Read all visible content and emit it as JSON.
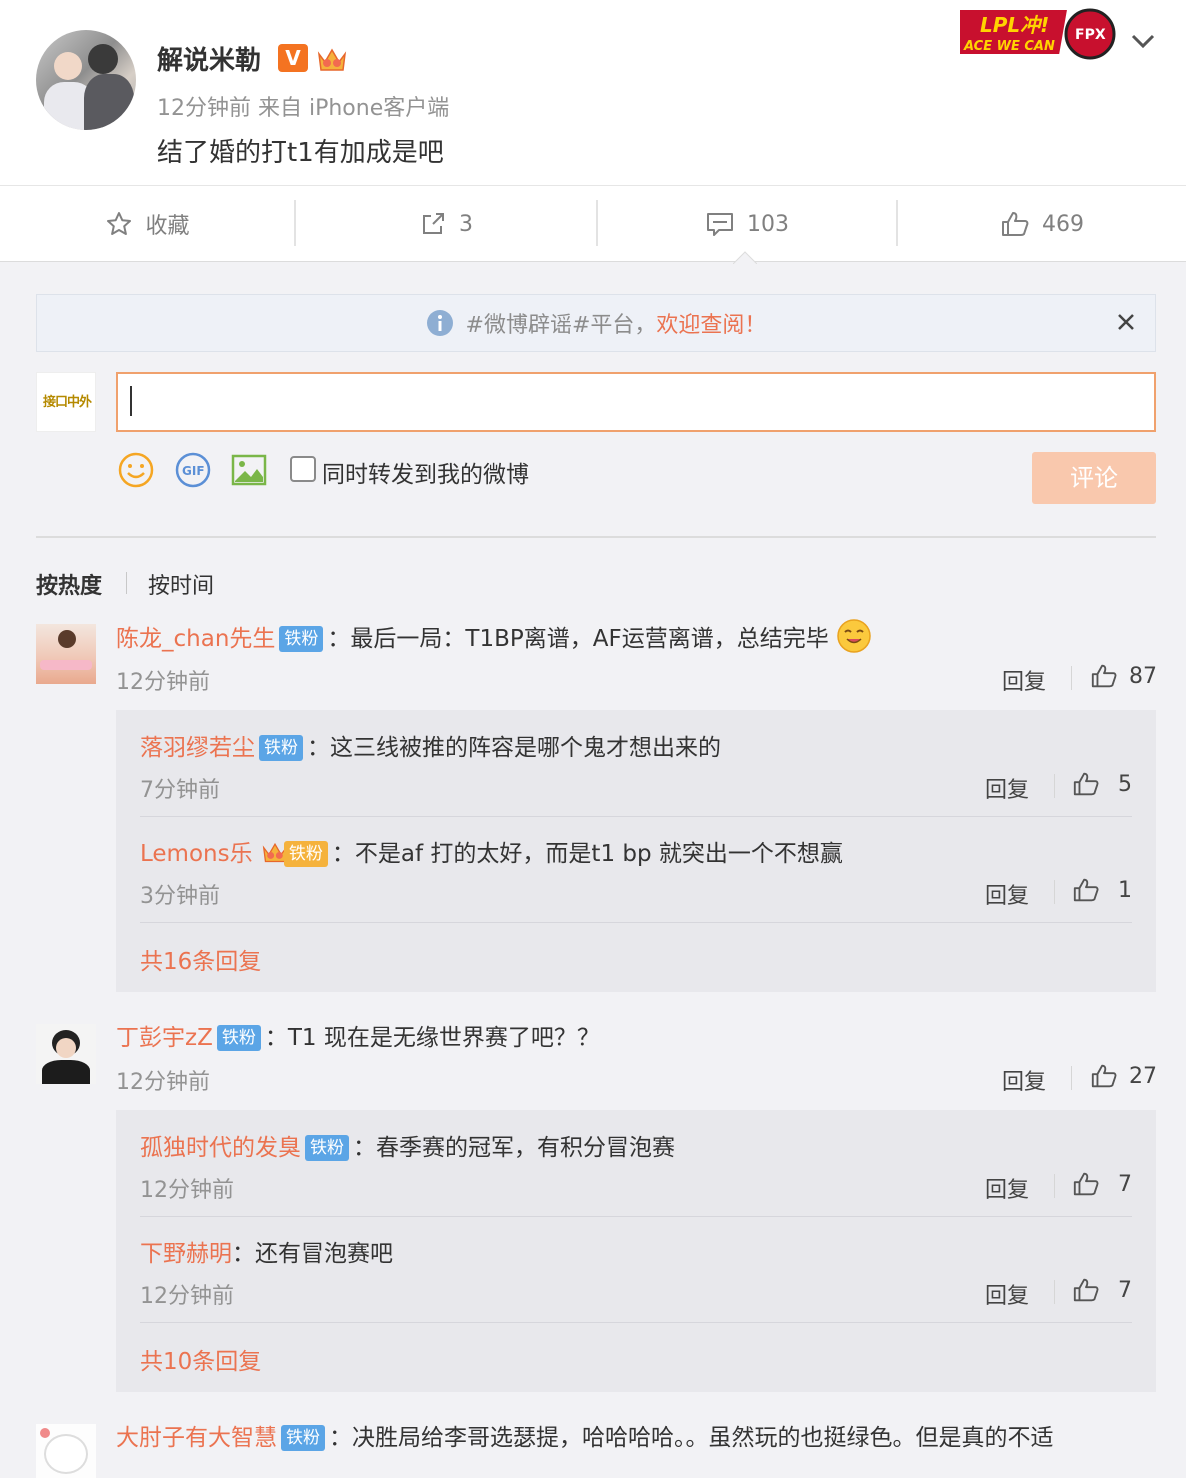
{
  "post": {
    "author": "解说米勒",
    "verified_badge": "V",
    "meta": "12分钟前 来自 iPhone客户端",
    "text": "结了婚的打t1有加成是吧",
    "event_logo_text": "LPL冲!",
    "event_logo_sub": "ACE WE CAN",
    "event_logo_team": "FPX"
  },
  "actions": {
    "favorite_label": "收藏",
    "repost_count": "3",
    "comment_count": "103",
    "like_count": "469"
  },
  "notice": {
    "topic": "#微博辟谣#平台，",
    "link": "欢迎查阅！"
  },
  "composer": {
    "my_avatar_text": "接口中外",
    "placeholder": "",
    "gif_label": "GIF",
    "repost_label": "同时转发到我的微博",
    "submit_label": "评论"
  },
  "sort": {
    "hot": "按热度",
    "time": "按时间"
  },
  "fan_label": "铁粉",
  "reply_label": "回复",
  "comments": [
    {
      "user": "陈龙_chan先生",
      "text": "：最后一局：T1BP离谱，AF运营离谱，总结完毕",
      "time": "12分钟前",
      "likes": "87",
      "replies": [
        {
          "user": "落羽缪若尘",
          "text": "：这三线被推的阵容是哪个鬼才想出来的",
          "time": "7分钟前",
          "likes": "5"
        },
        {
          "user": "Lemons乐",
          "text": "：不是af 打的太好，而是t1  bp 就突出一个不想赢",
          "time": "3分钟前",
          "likes": "1"
        }
      ],
      "more": "共16条回复"
    },
    {
      "user": "丁彭宇zZ",
      "text": "：T1 现在是无缘世界赛了吧？？",
      "time": "12分钟前",
      "likes": "27",
      "replies": [
        {
          "user": "孤独时代的发臭",
          "text": "：春季赛的冠军，有积分冒泡赛",
          "time": "12分钟前",
          "likes": "7"
        },
        {
          "user": "下野赫明",
          "text": "：还有冒泡赛吧",
          "time": "12分钟前",
          "likes": "7"
        }
      ],
      "more": "共10条回复"
    },
    {
      "user": "大肘子有大智慧",
      "text": "：决胜局给李哥选瑟提，哈哈哈哈。。虽然玩的也挺绿色。但是真的不适"
    }
  ],
  "colors": {
    "accent": "#eb7350",
    "fan_badge": "#5ba5e6",
    "submit_disabled": "#f9c8ad",
    "reply_bg": "#e8e8ec"
  }
}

__________

→ Exercise
Repeat the listing in full and exactly. Do not include any images.

→ Written answer
Read all visible content and emit it as JSON.
{
  "post": {
    "author": "解说米勒",
    "verified_badge": "V",
    "meta": "12分钟前 来自 iPhone客户端",
    "text": "结了婚的打t1有加成是吧",
    "event_logo_text": "LPL冲!",
    "event_logo_sub": "ACE WE CAN",
    "event_logo_team": "FPX"
  },
  "actions": {
    "favorite_label": "收藏",
    "repost_count": "3",
    "comment_count": "103",
    "like_count": "469"
  },
  "notice": {
    "topic": "#微博辟谣#平台，",
    "link": "欢迎查阅！"
  },
  "composer": {
    "my_avatar_text": "接口中外",
    "placeholder": "",
    "gif_label": "GIF",
    "repost_label": "同时转发到我的微博",
    "submit_label": "评论"
  },
  "sort": {
    "hot": "按热度",
    "time": "按时间"
  },
  "fan_label": "铁粉",
  "reply_label": "回复",
  "comments": [
    {
      "user": "陈龙_chan先生",
      "text": "：最后一局：T1BP离谱，AF运营离谱，总结完毕",
      "time": "12分钟前",
      "likes": "87",
      "replies": [
        {
          "user": "落羽缪若尘",
          "text": "：这三线被推的阵容是哪个鬼才想出来的",
          "time": "7分钟前",
          "likes": "5"
        },
        {
          "user": "Lemons乐",
          "text": "：不是af 打的太好，而是t1  bp 就突出一个不想赢",
          "time": "3分钟前",
          "likes": "1"
        }
      ],
      "more": "共16条回复"
    },
    {
      "user": "丁彭宇zZ",
      "text": "：T1 现在是无缘世界赛了吧？？",
      "time": "12分钟前",
      "likes": "27",
      "replies": [
        {
          "user": "孤独时代的发臭",
          "text": "：春季赛的冠军，有积分冒泡赛",
          "time": "12分钟前",
          "likes": "7"
        },
        {
          "user": "下野赫明",
          "text": "：还有冒泡赛吧",
          "time": "12分钟前",
          "likes": "7"
        }
      ],
      "more": "共10条回复"
    },
    {
      "user": "大肘子有大智慧",
      "text": "：决胜局给李哥选瑟提，哈哈哈哈。。虽然玩的也挺绿色。但是真的不适"
    }
  ],
  "colors": {
    "accent": "#eb7350",
    "fan_badge": "#5ba5e6",
    "submit_disabled": "#f9c8ad",
    "reply_bg": "#e8e8ec"
  }
}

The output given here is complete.